Part of a data file
* Start *
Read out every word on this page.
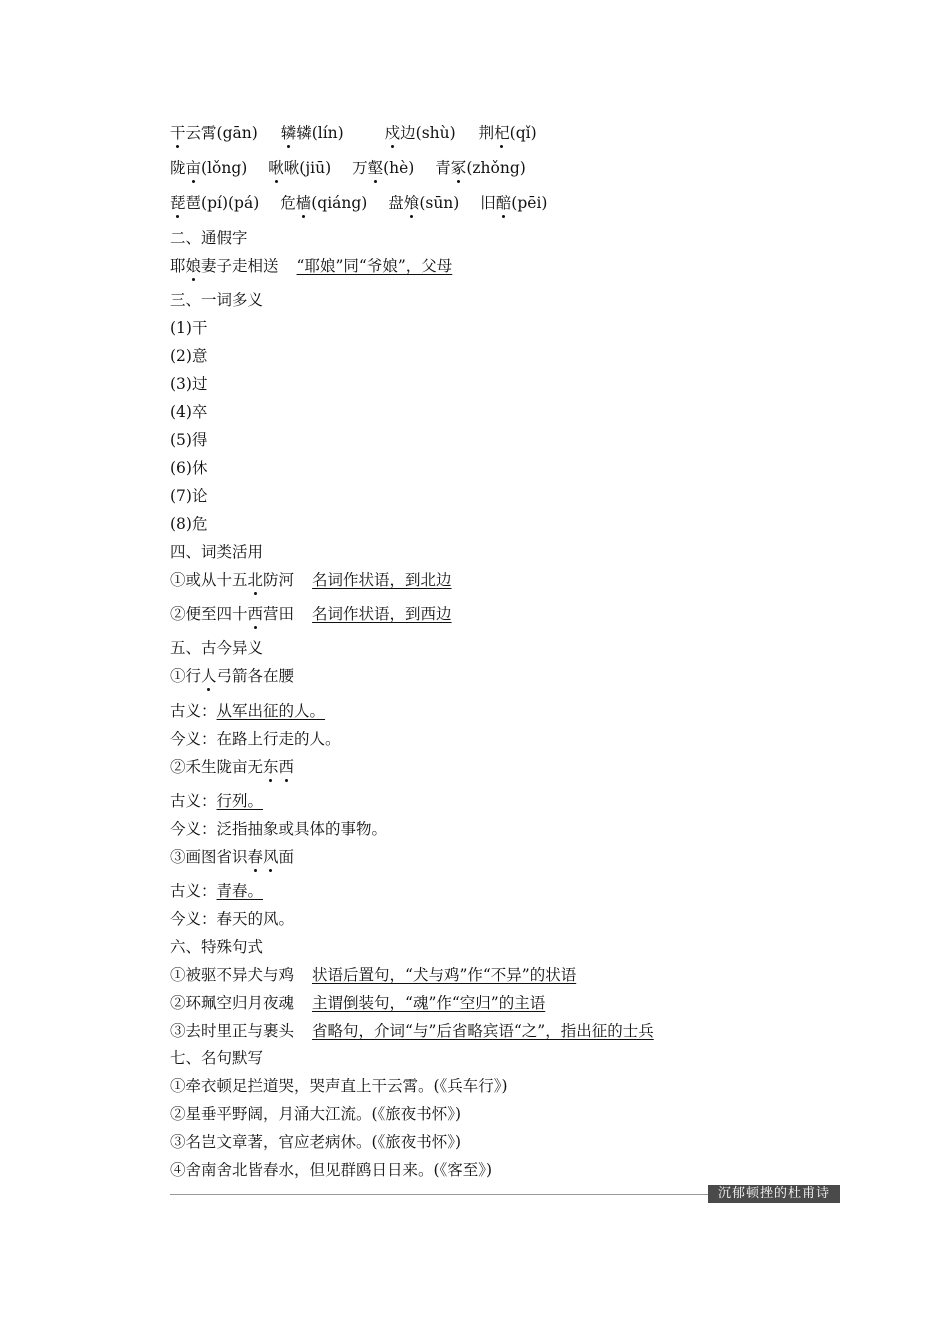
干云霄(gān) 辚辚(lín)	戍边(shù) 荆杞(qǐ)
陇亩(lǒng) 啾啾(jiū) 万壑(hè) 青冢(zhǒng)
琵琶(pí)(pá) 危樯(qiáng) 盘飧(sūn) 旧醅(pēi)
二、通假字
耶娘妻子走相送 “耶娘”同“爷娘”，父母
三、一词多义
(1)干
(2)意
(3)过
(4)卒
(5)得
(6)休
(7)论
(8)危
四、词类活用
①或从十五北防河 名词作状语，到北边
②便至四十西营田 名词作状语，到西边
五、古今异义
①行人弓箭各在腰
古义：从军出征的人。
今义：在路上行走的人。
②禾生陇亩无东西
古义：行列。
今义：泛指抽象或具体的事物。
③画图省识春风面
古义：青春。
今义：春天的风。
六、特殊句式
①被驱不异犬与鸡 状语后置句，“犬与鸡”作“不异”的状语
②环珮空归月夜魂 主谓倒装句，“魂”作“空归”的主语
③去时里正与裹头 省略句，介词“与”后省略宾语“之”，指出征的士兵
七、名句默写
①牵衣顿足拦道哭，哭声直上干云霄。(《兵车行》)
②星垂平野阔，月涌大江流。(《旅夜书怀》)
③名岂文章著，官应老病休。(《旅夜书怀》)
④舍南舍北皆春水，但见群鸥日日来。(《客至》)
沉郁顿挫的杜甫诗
* End *
* Start *
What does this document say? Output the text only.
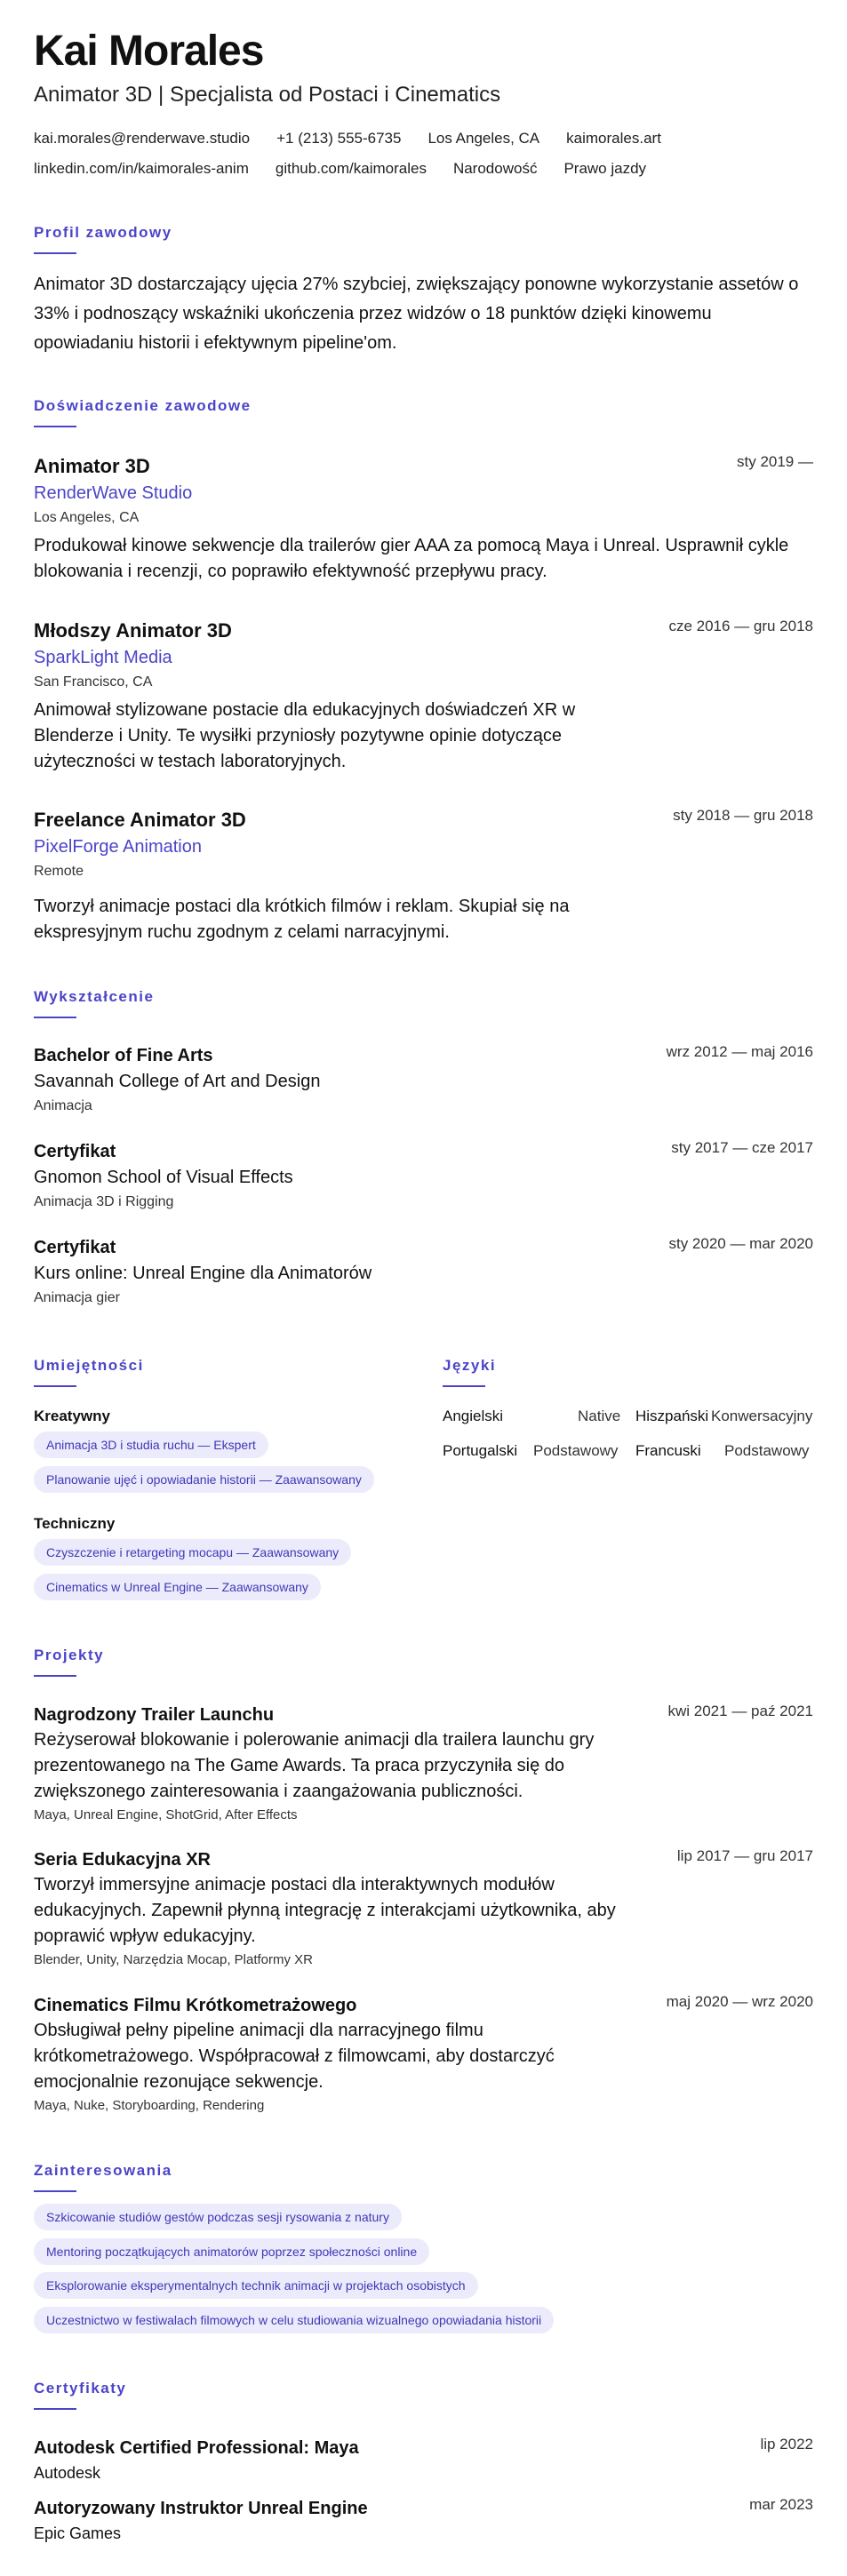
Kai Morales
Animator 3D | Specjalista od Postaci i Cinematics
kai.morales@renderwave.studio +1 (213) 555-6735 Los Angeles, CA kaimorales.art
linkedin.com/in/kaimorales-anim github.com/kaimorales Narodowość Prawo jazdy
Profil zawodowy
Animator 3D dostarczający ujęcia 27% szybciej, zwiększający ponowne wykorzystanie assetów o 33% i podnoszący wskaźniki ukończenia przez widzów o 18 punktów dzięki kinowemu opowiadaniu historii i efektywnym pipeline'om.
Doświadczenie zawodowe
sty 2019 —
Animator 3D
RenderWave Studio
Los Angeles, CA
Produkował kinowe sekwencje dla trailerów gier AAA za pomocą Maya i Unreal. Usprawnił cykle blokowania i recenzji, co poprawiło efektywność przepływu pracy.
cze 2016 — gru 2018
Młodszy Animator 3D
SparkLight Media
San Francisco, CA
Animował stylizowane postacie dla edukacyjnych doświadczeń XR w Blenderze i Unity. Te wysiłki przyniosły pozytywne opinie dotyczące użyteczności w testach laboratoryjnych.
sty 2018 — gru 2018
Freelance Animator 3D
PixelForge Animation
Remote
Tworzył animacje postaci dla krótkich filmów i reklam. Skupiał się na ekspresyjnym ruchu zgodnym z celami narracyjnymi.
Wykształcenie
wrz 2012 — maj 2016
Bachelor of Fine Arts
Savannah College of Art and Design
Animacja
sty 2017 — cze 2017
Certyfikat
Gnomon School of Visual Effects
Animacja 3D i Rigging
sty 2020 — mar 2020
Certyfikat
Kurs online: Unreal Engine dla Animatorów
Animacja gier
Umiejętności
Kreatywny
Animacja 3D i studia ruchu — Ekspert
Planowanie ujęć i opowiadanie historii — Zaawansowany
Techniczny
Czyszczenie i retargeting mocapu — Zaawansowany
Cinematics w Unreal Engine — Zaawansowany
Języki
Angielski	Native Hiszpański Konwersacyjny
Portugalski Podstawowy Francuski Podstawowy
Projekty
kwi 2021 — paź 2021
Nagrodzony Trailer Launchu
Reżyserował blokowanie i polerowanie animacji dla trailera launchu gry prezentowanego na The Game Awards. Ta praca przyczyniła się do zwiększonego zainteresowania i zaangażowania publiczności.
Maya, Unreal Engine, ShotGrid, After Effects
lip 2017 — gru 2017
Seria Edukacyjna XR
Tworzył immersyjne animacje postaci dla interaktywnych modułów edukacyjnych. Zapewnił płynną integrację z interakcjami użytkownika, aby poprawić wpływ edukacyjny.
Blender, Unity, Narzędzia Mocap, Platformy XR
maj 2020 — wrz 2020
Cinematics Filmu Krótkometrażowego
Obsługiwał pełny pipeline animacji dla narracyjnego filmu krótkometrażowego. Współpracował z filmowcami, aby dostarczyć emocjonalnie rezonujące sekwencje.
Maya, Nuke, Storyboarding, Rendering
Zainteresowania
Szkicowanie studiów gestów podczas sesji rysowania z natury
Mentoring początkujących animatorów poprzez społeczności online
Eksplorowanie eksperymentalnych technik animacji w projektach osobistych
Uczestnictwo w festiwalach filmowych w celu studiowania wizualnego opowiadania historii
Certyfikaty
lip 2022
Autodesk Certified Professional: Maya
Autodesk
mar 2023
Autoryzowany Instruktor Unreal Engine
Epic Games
* End *
* Start *
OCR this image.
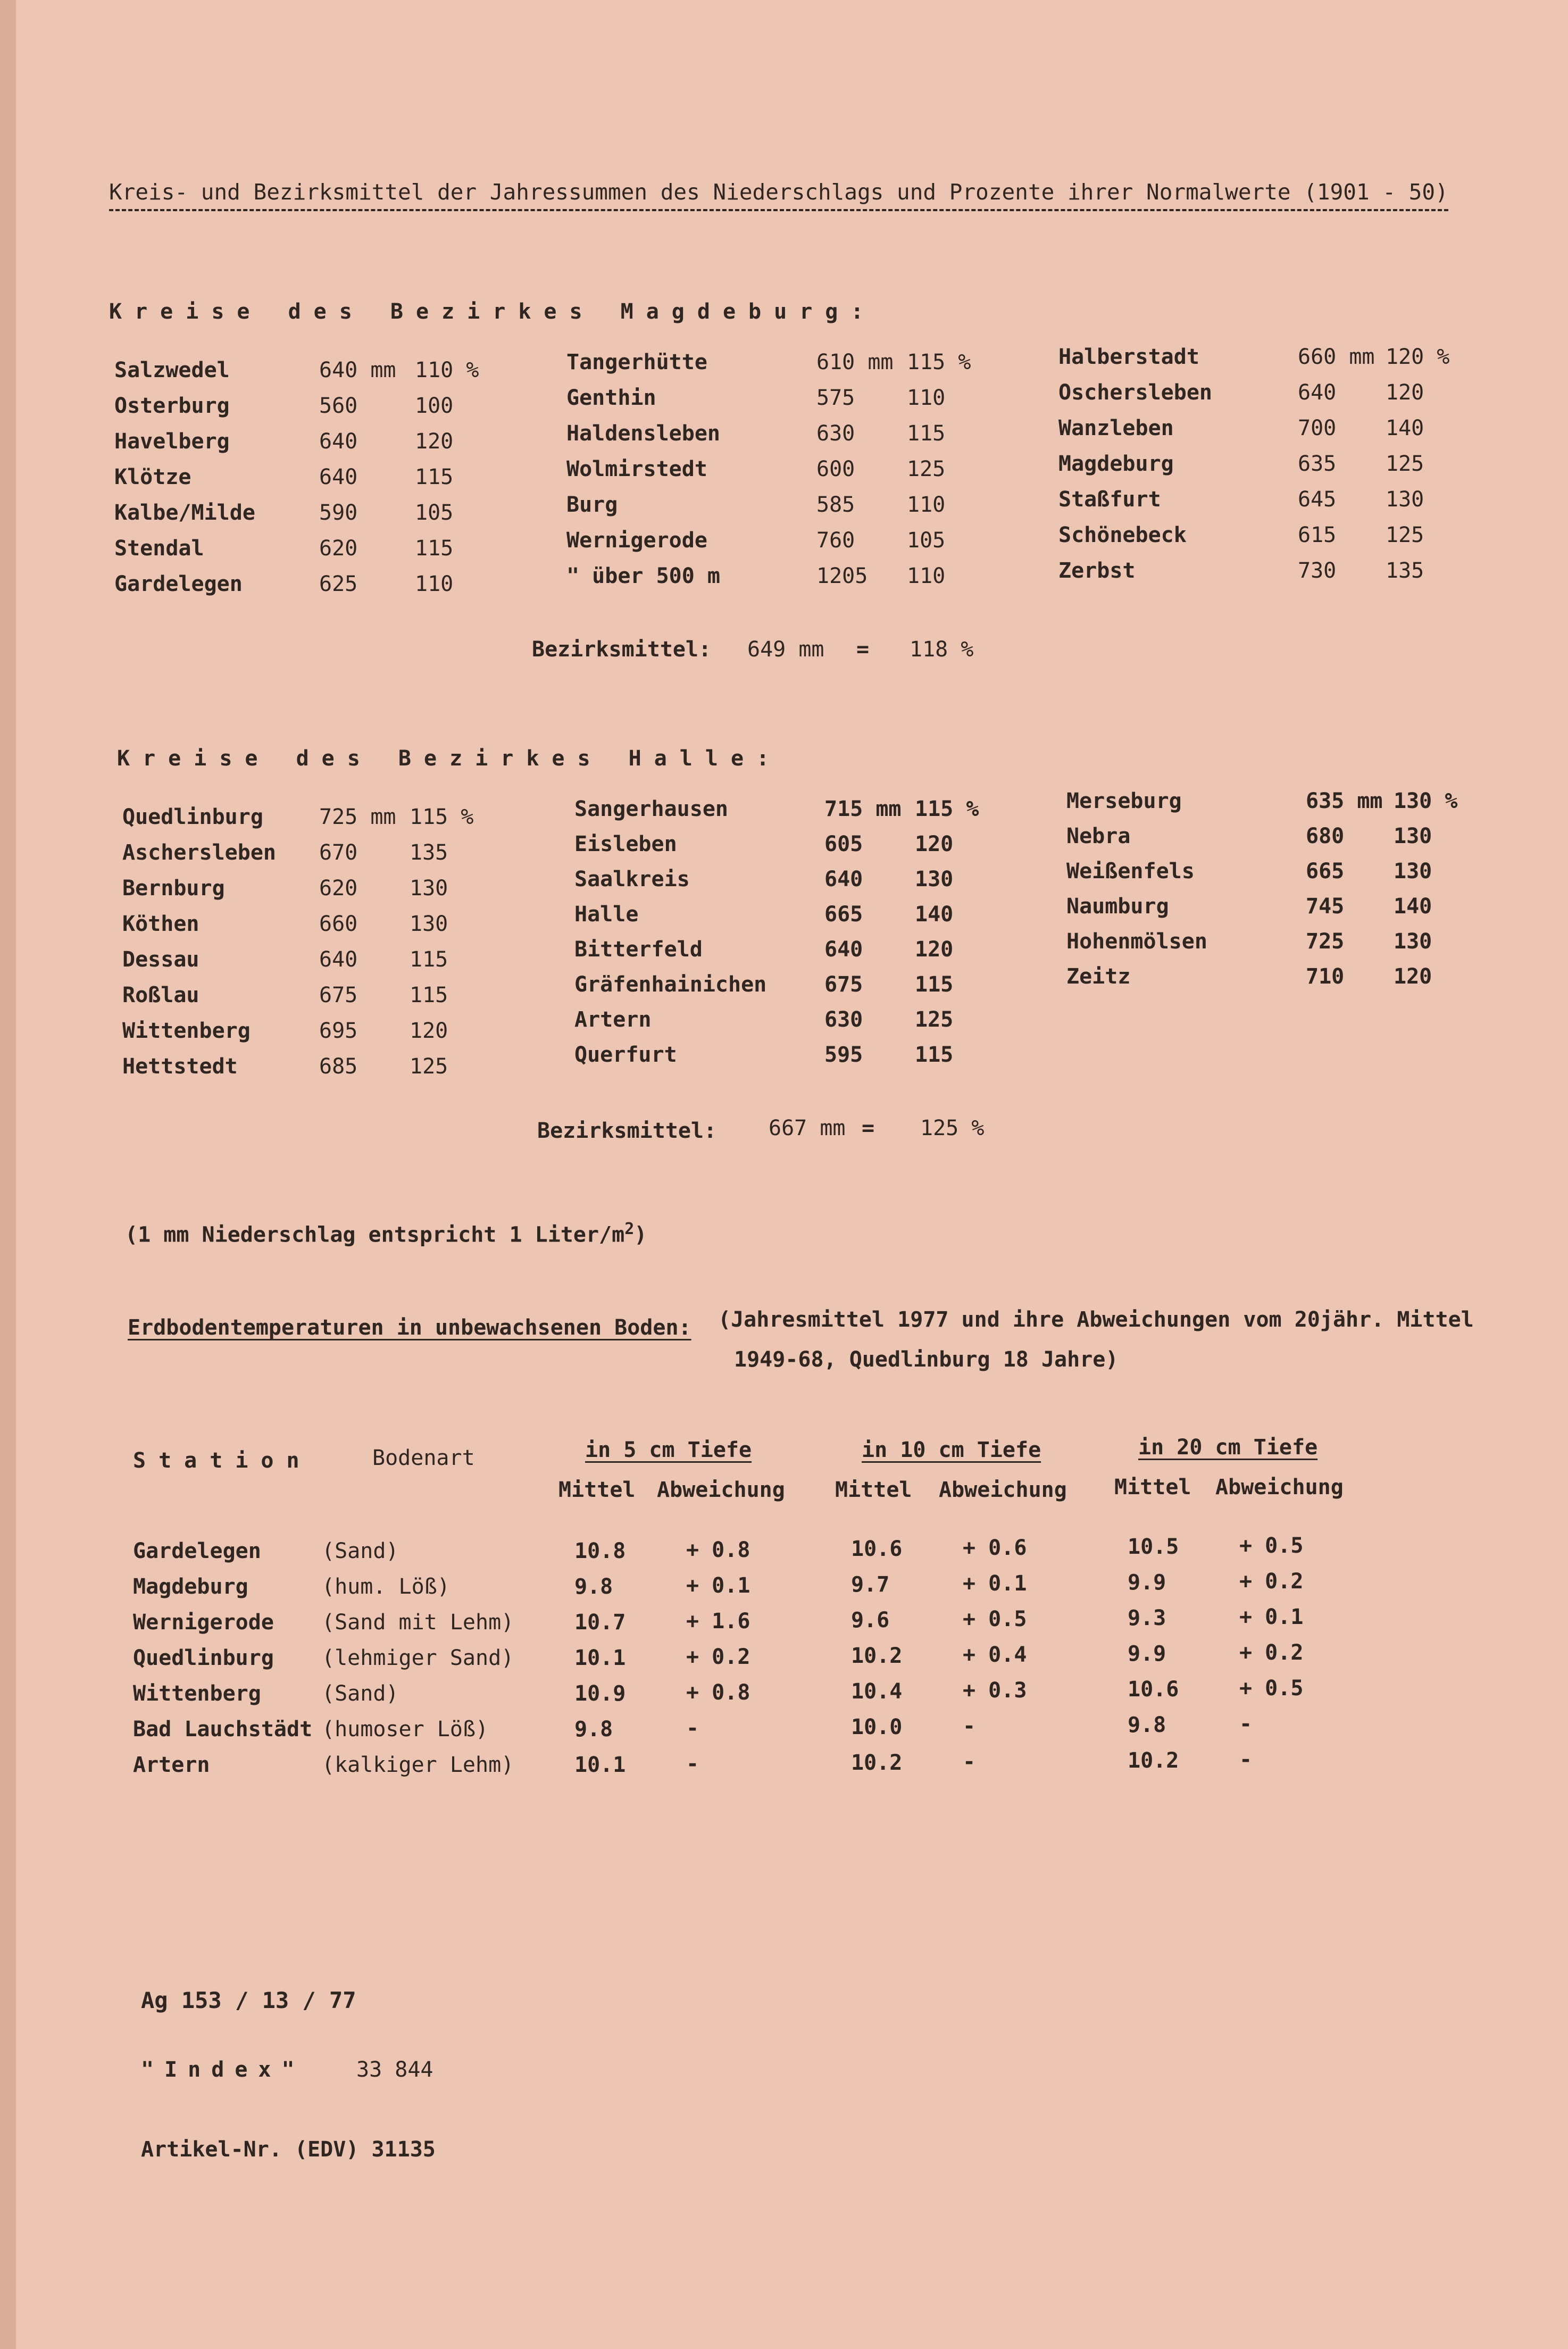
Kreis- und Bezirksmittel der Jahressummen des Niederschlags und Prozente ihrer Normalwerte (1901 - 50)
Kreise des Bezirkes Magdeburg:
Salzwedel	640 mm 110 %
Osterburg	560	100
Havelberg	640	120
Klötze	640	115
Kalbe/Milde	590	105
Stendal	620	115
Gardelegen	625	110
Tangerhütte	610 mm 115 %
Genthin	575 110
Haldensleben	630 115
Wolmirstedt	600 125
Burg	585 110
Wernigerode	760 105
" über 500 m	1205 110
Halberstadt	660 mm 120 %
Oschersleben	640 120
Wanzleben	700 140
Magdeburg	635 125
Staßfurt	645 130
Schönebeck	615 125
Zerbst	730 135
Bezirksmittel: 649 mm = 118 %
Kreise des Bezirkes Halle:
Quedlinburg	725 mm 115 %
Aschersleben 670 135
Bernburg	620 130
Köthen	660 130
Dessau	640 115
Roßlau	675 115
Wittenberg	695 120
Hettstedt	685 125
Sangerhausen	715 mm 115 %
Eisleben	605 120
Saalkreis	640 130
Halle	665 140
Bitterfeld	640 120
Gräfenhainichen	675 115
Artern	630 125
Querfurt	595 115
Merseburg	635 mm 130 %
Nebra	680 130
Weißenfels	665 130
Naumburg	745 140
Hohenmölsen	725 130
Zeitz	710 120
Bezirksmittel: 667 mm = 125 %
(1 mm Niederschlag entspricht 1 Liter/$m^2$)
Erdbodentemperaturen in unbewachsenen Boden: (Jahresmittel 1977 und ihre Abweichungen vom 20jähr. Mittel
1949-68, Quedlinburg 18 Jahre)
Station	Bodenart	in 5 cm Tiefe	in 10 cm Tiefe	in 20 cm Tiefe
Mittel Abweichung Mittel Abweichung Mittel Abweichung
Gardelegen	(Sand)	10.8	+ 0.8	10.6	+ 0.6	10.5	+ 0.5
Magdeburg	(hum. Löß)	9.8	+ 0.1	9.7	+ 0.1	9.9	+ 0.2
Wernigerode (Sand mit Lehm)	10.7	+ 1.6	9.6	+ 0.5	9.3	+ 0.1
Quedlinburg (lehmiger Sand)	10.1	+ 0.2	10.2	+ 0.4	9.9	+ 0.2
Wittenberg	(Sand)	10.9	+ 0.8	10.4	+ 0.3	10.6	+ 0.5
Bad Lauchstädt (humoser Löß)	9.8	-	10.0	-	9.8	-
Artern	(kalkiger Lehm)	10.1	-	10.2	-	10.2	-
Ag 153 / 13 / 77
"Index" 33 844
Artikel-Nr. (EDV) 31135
* End *
TASK TO COMPLETE: Of all the lines in the data above, state how many include "Tworzył". Say only the number.

ANSWER TO THE PROBLEM: 2